• [Document]:
# # # # # # #

This is the regression test that must pass before any mutation is deployed. A grammar that fails regeneration_invariant/1 on the production config file cannot be trusted for mutation — the "unchanged" lines in the git diff would not actually be unchanged.
12.3 The Build: NGINX Two-Way Parser
12.3.1 Architecture
logicadmin@logic-node-01:~$ nano /opt/logic-node/kb/config/nginx_reversible.pl
%% =============================================================================
%% FILE: /opt/logic-node/kb/config/nginx_reversible.pl
%% PURPOSE: Bidirectional DCG parser/generator for NGINX configuration files.
%%
%% MODES:
%% Parse: phrase(nginx_config(AST), Codes) — Codes bound, AST unbound
%% Generate: phrase(nginx_config(AST), Codes) — AST bound, Codes unbound
%%
%% LAYOUT PRESERVATION:
%% ws/1, comment/1, blank_line nodes are explicit in the AST.
%% Parse → generate with no mutations produces bit-identical output.
%% One AST mutation produces exactly one changed line in `git diff`.
%%
%% SECURITY CONTRACT:
%% — No atoms created from config file content (hostnames, paths, values).
%% — All user-controlled string values stored as Prolog strings.
%% — IP addresses parsed to 32-bit integers via network_parser.pl.
%% — All AST values are typed; the generator never emits an unvalidated string.
%% — No left recursion anywhere in the grammar.
%%
%% EXPORTS:
%% nginx_parse_file/2 — file path → AST
%% nginx_generate/2 — AST → Prolog string
%% nginx_write_file/2 — AST → atomic file write (parse_temp/verify first)
%% =============================================================================
:- module(nginx_reversible, [
nginx_parse_file/2,
nginx_generate/2,
nginx_write_file/2,
nginx_config//1
]).
:- use_module(library(error)).
:- use_module('/opt/logic-node/kb/parsers/network_parser', [parse_ipv4/2]).

# # # # # # #

• [Raw records]:

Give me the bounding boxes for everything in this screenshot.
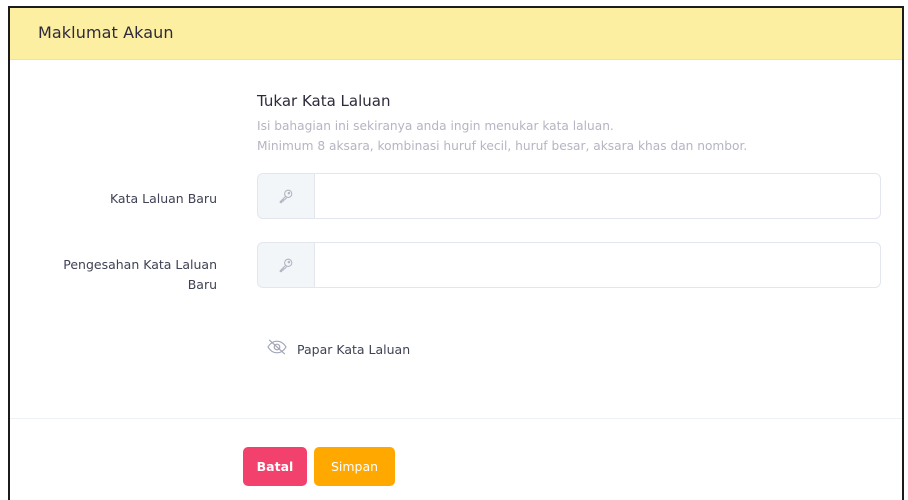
confirm-password-group: [257, 242, 881, 288]
section-hint-line2: Minimum 8 aksara, kombinasi huruf kecil,…: [257, 139, 748, 153]
card-header: Maklumat Akaun: [10, 8, 902, 60]
key-icon: [257, 173, 314, 219]
confirm-password-label: Pengesahan Kata Laluan Baru: [17, 255, 217, 295]
new-password-label: Kata Laluan Baru: [109, 191, 217, 206]
show-password-label: Papar Kata Laluan: [297, 341, 411, 357]
eye-slash-icon: [266, 339, 288, 359]
show-password-toggle[interactable]: Papar Kata Laluan: [266, 339, 410, 359]
account-info-card: Maklumat Akaun Tukar Kata Laluan Isi bah…: [8, 6, 904, 500]
section-hint-line1: Isi bahagian ini sekiranya anda ingin me…: [257, 119, 614, 133]
key-icon: [257, 242, 314, 288]
cancel-button[interactable]: Batal: [243, 447, 307, 486]
new-password-input[interactable]: [314, 173, 881, 219]
confirm-password-label-line2: Baru: [187, 277, 217, 292]
new-password-group: [257, 173, 881, 219]
save-button[interactable]: Simpan: [314, 447, 395, 486]
confirm-password-label-line1: Pengesahan Kata Laluan: [63, 257, 217, 272]
section-title: Tukar Kata Laluan: [257, 92, 391, 110]
footer-divider: [10, 418, 902, 419]
confirm-password-input[interactable]: [314, 242, 881, 288]
card-title: Maklumat Akaun: [38, 23, 174, 42]
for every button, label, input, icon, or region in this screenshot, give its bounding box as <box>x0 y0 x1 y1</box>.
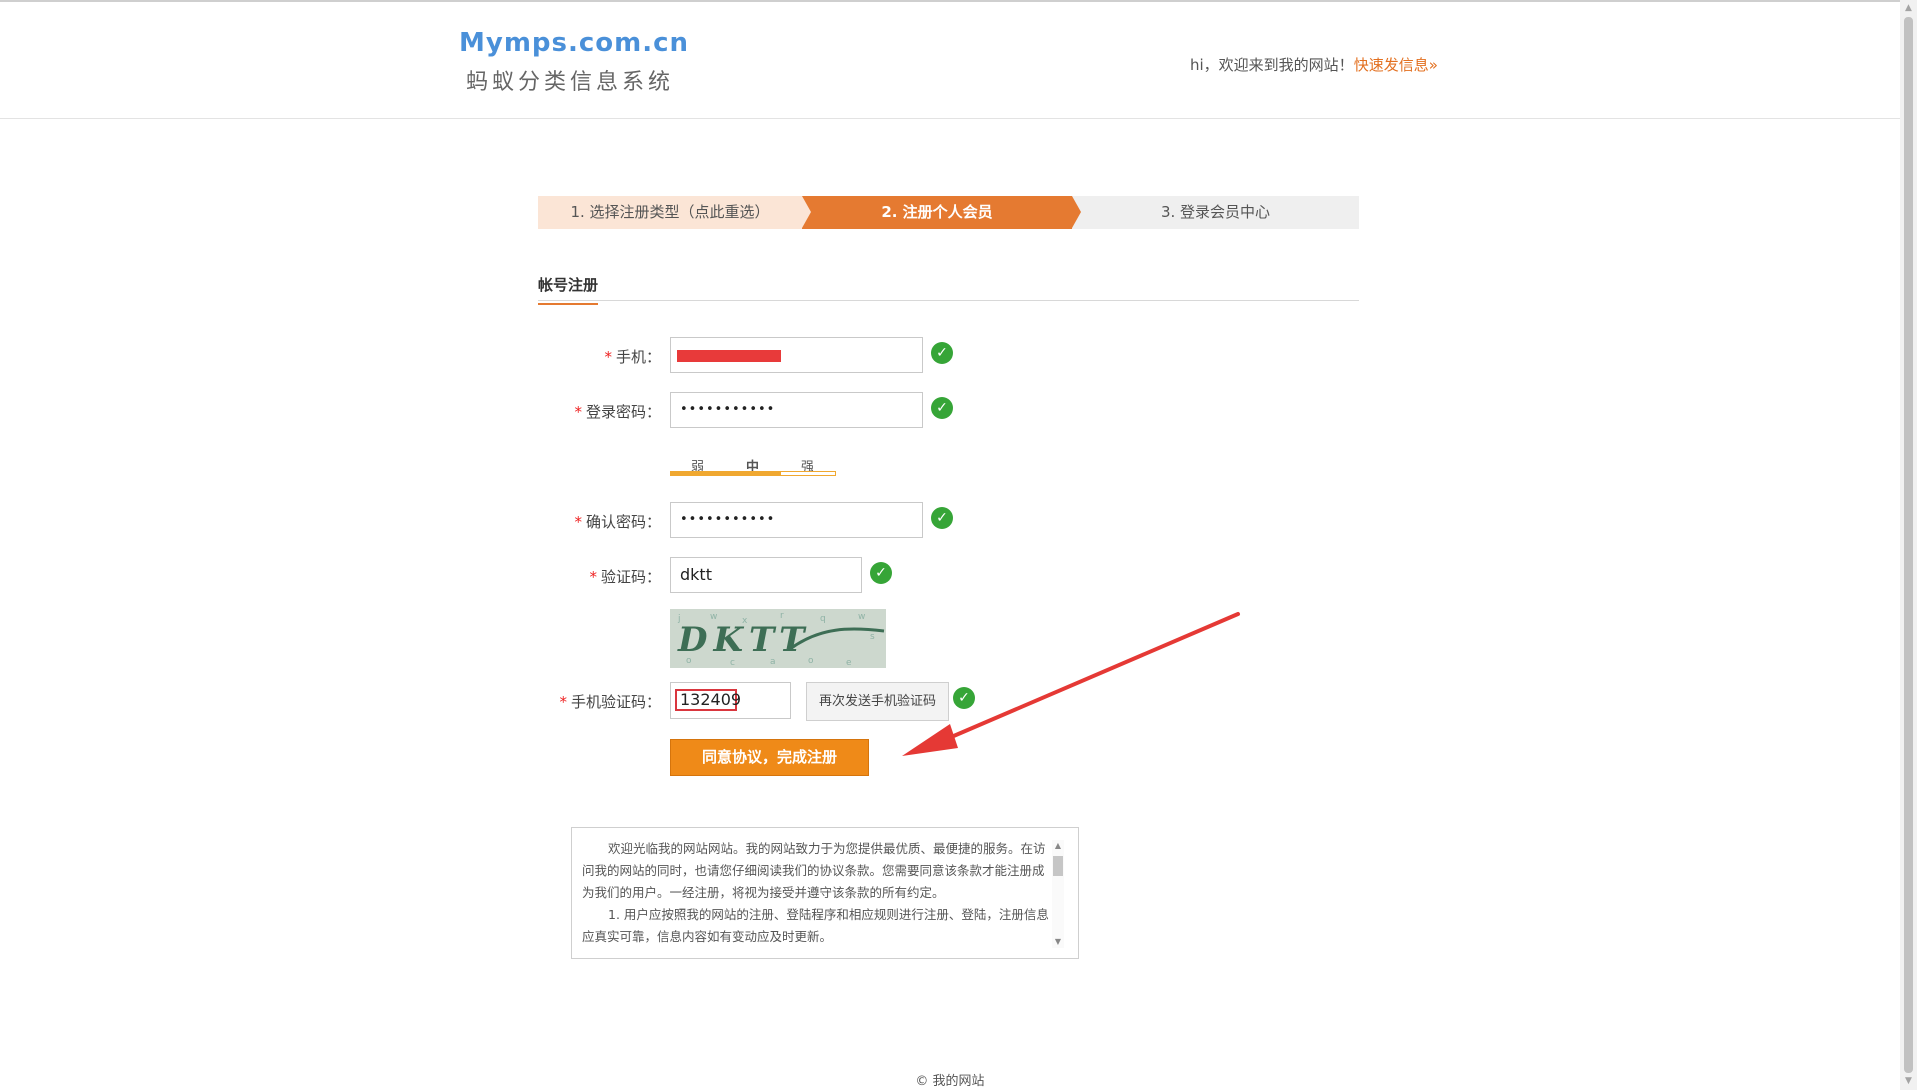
logo-subtitle[interactable]: 蚂蚁分类信息系统 <box>466 64 674 96</box>
quick-post-link[interactable]: 快速发信息» <box>1354 56 1438 74</box>
scroll-up-icon[interactable]: ▲ <box>1900 0 1917 17</box>
required-mark: * <box>559 693 567 711</box>
site-header: Mymps.com.cn 蚂蚁分类信息系统 hi，欢迎来到我的网站！快速发信息» <box>0 2 1900 119</box>
password-input[interactable]: ••••••••••• <box>670 392 923 428</box>
redacted-phone <box>677 350 781 362</box>
required-mark: * <box>604 348 612 366</box>
confirm-password-label: * 确认密码： <box>574 513 661 531</box>
step-arrow-2 <box>1072 196 1081 228</box>
svg-text:e: e <box>846 658 852 668</box>
check-icon: ✓ <box>870 562 892 584</box>
agree-and-register-button[interactable]: 同意协议，完成注册 <box>670 739 869 776</box>
terms-text: 欢迎光临我的网站网站。我的网站致力于为您提供最优质、最便捷的服务。在访问我的网站… <box>582 838 1050 948</box>
welcome-bar: hi，欢迎来到我的网站！快速发信息» <box>1190 54 1438 75</box>
svg-text:w: w <box>858 612 865 622</box>
terms-scrollbar[interactable]: ▲ ▼ <box>1052 840 1064 948</box>
check-icon: ✓ <box>931 507 953 529</box>
step-arrow-1 <box>802 196 811 228</box>
tab-account-register[interactable]: 帐号注册 <box>538 274 599 305</box>
required-mark: * <box>589 568 597 586</box>
terms-paragraph-1: 欢迎光临我的网站网站。我的网站致力于为您提供最优质、最便捷的服务。在访问我的网站… <box>582 841 1046 900</box>
captcha-input[interactable]: dktt <box>670 557 862 593</box>
required-mark: * <box>574 513 582 531</box>
check-icon: ✓ <box>931 342 953 364</box>
check-icon: ✓ <box>953 687 975 709</box>
page-scroll-thumb[interactable] <box>1904 17 1913 1073</box>
required-mark: * <box>574 403 582 421</box>
strength-seg-weak <box>670 471 726 476</box>
step-select-type[interactable]: 1. 选择注册类型（点此重选） <box>538 196 802 229</box>
footer-copyright: © 我的网站 <box>915 1074 985 1089</box>
scroll-down-icon[interactable]: ▼ <box>1052 936 1064 948</box>
registration-steps: 1. 选择注册类型（点此重选） 2. 注册个人会员 3. 登录会员中心 <box>538 196 1359 229</box>
tab-bar: 帐号注册 <box>538 268 1359 305</box>
step-login-center: 3. 登录会员中心 <box>1072 196 1359 229</box>
welcome-text: hi，欢迎来到我的网站！ <box>1190 56 1354 74</box>
captcha-image[interactable]: jwx rqw oca oes DKTT <box>670 609 886 668</box>
page-scrollbar[interactable]: ▲ ▼ <box>1900 0 1917 1090</box>
sms-code-value: 132409 <box>675 689 741 711</box>
scroll-down-icon[interactable]: ▼ <box>1900 1073 1917 1090</box>
password-label: * 登录密码： <box>574 403 661 421</box>
step-register-member: 2. 注册个人会员 <box>802 196 1072 229</box>
terms-scroll-thumb[interactable] <box>1053 856 1063 876</box>
scroll-up-icon[interactable]: ▲ <box>1052 840 1064 852</box>
strength-seg-medium <box>725 471 781 476</box>
strength-seg-strong <box>780 471 836 476</box>
svg-text:s: s <box>870 632 875 642</box>
password-strength-meter: 弱 中 强 <box>670 456 836 478</box>
phone-input[interactable] <box>670 337 923 373</box>
resend-sms-button[interactable]: 再次发送手机验证码 <box>806 682 949 721</box>
terms-paragraph-2: 1. 用户应按照我的网站的注册、登陆程序和相应规则进行注册、登陆，注册信息应真实… <box>582 907 1049 944</box>
sms-code-label: * 手机验证码： <box>559 693 661 711</box>
logo-text[interactable]: Mymps.com.cn <box>459 28 689 58</box>
confirm-password-input[interactable]: ••••••••••• <box>670 502 923 538</box>
terms-box[interactable]: 欢迎光临我的网站网站。我的网站致力于为您提供最优质、最便捷的服务。在访问我的网站… <box>571 827 1079 959</box>
captcha-label: * 验证码： <box>589 568 661 586</box>
sms-code-input[interactable]: 132409 <box>670 682 791 719</box>
check-icon: ✓ <box>931 397 953 419</box>
svg-text:q: q <box>820 614 826 624</box>
phone-label: * 手机： <box>604 348 661 366</box>
captcha-text: DKTT <box>677 620 810 660</box>
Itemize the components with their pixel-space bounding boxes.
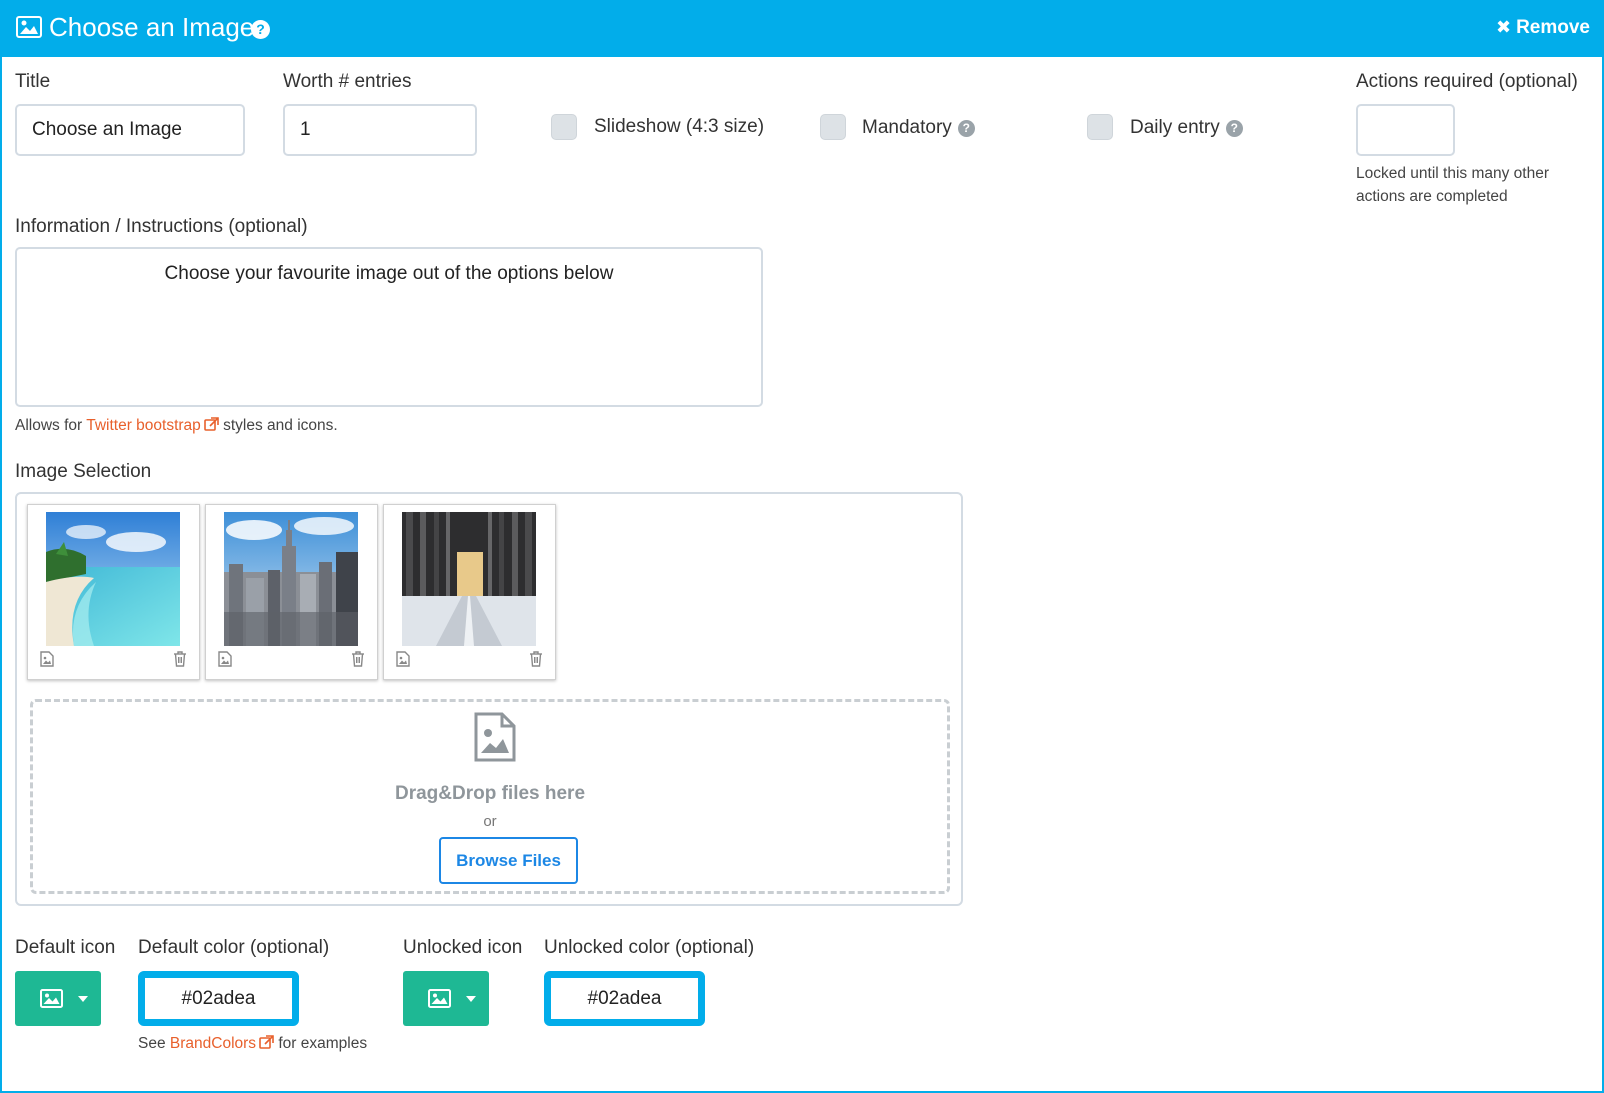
trash-icon xyxy=(352,651,364,667)
snowy-forest-image xyxy=(402,512,536,646)
panel-header: Choose an Image ? ✖ Remove xyxy=(0,0,1604,57)
image-selection-label: Image Selection xyxy=(15,461,152,482)
brandcolors-link-label: BrandColors xyxy=(169,1035,257,1052)
worth-entries-input[interactable] xyxy=(283,104,477,156)
image-icon xyxy=(428,989,451,1008)
actions-required-input[interactable] xyxy=(1356,104,1455,156)
mandatory-label-text: Mandatory xyxy=(862,117,952,138)
info-label: Information / Instructions (optional) xyxy=(15,216,308,237)
actions-required-label: Actions required (optional) xyxy=(1356,71,1578,92)
remove-label: Remove xyxy=(1516,17,1590,38)
file-image-icon xyxy=(218,651,232,667)
brandcolors-link[interactable]: BrandColors xyxy=(170,1035,274,1052)
default-icon-picker[interactable] xyxy=(15,971,101,1026)
mandatory-checkbox[interactable] xyxy=(820,114,846,140)
info-textarea[interactable]: Choose your favourite image out of the o… xyxy=(15,247,763,407)
dropzone[interactable]: Drag&Drop files here or Browse Files xyxy=(30,699,950,894)
panel-title: Choose an Image xyxy=(49,12,255,42)
help-icon[interactable]: ? xyxy=(251,20,270,39)
default-icon-label: Default icon xyxy=(15,937,116,958)
image-thumbnail[interactable] xyxy=(383,504,556,680)
trash-icon xyxy=(174,651,186,667)
default-color-label: Default color (optional) xyxy=(138,937,330,958)
info-help-suffix: styles and icons. xyxy=(223,417,338,434)
image-thumbnail[interactable] xyxy=(27,504,200,680)
image-selection-area: Drag&Drop files here or Browse Files xyxy=(15,492,963,906)
daily-entry-label-text: Daily entry xyxy=(1130,117,1220,138)
mandatory-label: Mandatory? xyxy=(862,116,975,140)
unlocked-color-label: Unlocked color (optional) xyxy=(544,937,755,958)
city-image xyxy=(224,512,358,646)
unlocked-icon-label: Unlocked icon xyxy=(403,937,523,958)
close-icon: ✖ xyxy=(1495,17,1512,37)
info-help-prefix: Allows for xyxy=(15,417,83,434)
help-icon[interactable]: ? xyxy=(957,120,975,137)
browse-files-button[interactable]: Browse Files xyxy=(439,837,578,884)
info-help-text: Allows for Twitter bootstrap styles and … xyxy=(15,414,338,437)
file-image-icon xyxy=(40,651,54,667)
image-icon xyxy=(16,16,42,38)
slideshow-checkbox[interactable] xyxy=(551,114,577,140)
default-color-input[interactable] xyxy=(138,971,299,1026)
file-image-icon xyxy=(474,712,516,762)
trash-icon xyxy=(530,651,542,667)
actions-help-text: Locked until this many other actions are… xyxy=(1356,162,1549,208)
unlocked-color-input[interactable] xyxy=(544,971,705,1026)
external-link-icon xyxy=(259,1035,274,1049)
caret-down-icon xyxy=(78,996,88,1002)
image-thumbnail[interactable] xyxy=(205,504,378,680)
brandcolors-help-text: See BrandColors for examples xyxy=(138,1032,367,1055)
twitter-bootstrap-link[interactable]: Twitter bootstrap xyxy=(86,417,219,434)
file-image-icon xyxy=(396,651,410,667)
actions-help-line: actions are completed xyxy=(1356,188,1508,205)
see-suffix: for examples xyxy=(278,1035,368,1052)
see-prefix: See xyxy=(138,1035,166,1052)
caret-down-icon xyxy=(466,996,476,1002)
title-label: Title xyxy=(15,71,51,92)
dropzone-or: or xyxy=(483,813,497,830)
help-icon[interactable]: ? xyxy=(1225,120,1243,137)
dropzone-text: Drag&Drop files here xyxy=(394,783,586,804)
daily-entry-label: Daily entry? xyxy=(1130,116,1243,140)
image-icon xyxy=(40,989,63,1008)
title-input[interactable] xyxy=(15,104,245,156)
beach-image xyxy=(46,512,180,646)
slideshow-label: Slideshow (4:3 size) xyxy=(594,116,765,137)
twitter-bootstrap-link-label: Twitter bootstrap xyxy=(86,417,201,434)
daily-entry-checkbox[interactable] xyxy=(1087,114,1113,140)
unlocked-icon-picker[interactable] xyxy=(403,971,489,1026)
worth-label: Worth # entries xyxy=(283,71,412,92)
external-link-icon xyxy=(203,417,219,431)
remove-button[interactable]: ✖ Remove xyxy=(1496,17,1590,39)
actions-help-line: Locked until this many other xyxy=(1356,165,1549,182)
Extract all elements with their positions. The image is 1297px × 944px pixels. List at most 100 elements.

# # # # # # #

• [Jobs]:
**a)** Reproduce, character for character, the stretch of the listing from the line containing "trash-icon xyxy=(352,651,364,667)" through the line containing "file-image-icon xyxy=(218,651,232,667)", including both of those lines.
**b)** Continue the NGINX parser text from the point at which it stops.
The excerpt on the NGINX parser and the listing come from separate, unrelated sources.

• [Answers given]:
**a)**
trash-icon xyxy=(352,651,364,667)
snowy-forest-image xyxy=(402,512,536,646)
panel-header: Choose an Image ? ✖ Remove xyxy=(0,0,1604,57)
image-selection-label: Image Selection xyxy=(15,461,152,482)
brandcolors-link-label: BrandColors xyxy=(169,1035,257,1052)
worth-entries-input[interactable] xyxy=(283,104,477,156)
image-icon xyxy=(428,989,451,1008)
actions-required-input[interactable] xyxy=(1356,104,1455,156)
mandatory-label-text: Mandatory xyxy=(862,117,952,138)
info-label: Information / Instructions (optional) xyxy=(15,216,308,237)
actions-required-label: Actions required (optional) xyxy=(1356,71,1578,92)
remove-label: Remove xyxy=(1516,17,1590,38)
file-image-icon xyxy=(218,651,232,667)

**b)**
%% ---------------------------------------------------------------------------
%% BIDIRECTIONAL PRIMITIVES
%%
%% PERFORMANCE NOTE — library(dcg/high_order):
%% SWI-Prolog's library(dcg/high_order) provides `sequence//2` and
%% `sequence//3`, which are compiler-optimised for greedy matching in both
%% parse and generate directions. The hand-rolled `opt_whitespace//1` and
%% `spaces1//1` below are explicit for pedagogic clarity — they expose the
%% right-recursive structure that makes generation safe.
%%
%% In production, replace them with:
%% :- use_module(library(dcg/high_order)).
%% ws_char --> [C], { memberchk(C, [0' , 0'\t]) }.
%% opt_whitespace --> sequence(ws_char). % 0 or more — less choice points
%% spaces1 --> sequence(ws_char, 1, _). % 1 or more
%%
%% `sequence/2` is internally implemented as a deterministic loop rather
%% than a recursive predicate, so it creates significantly fewer choice
%% points during generation — each failed "one more character" attempt
%% does not leave a dangling choice point on the WAM stack. For a config
%% file with thousands of indent tokens, this reduces the local stack depth
%% noticeably and prevents the per-indent choice-point accumulation that
%% the recursive form produces.
%%
%% The grammar structure, security contract, and AST types are identical
%% whether the recursive or library form is used.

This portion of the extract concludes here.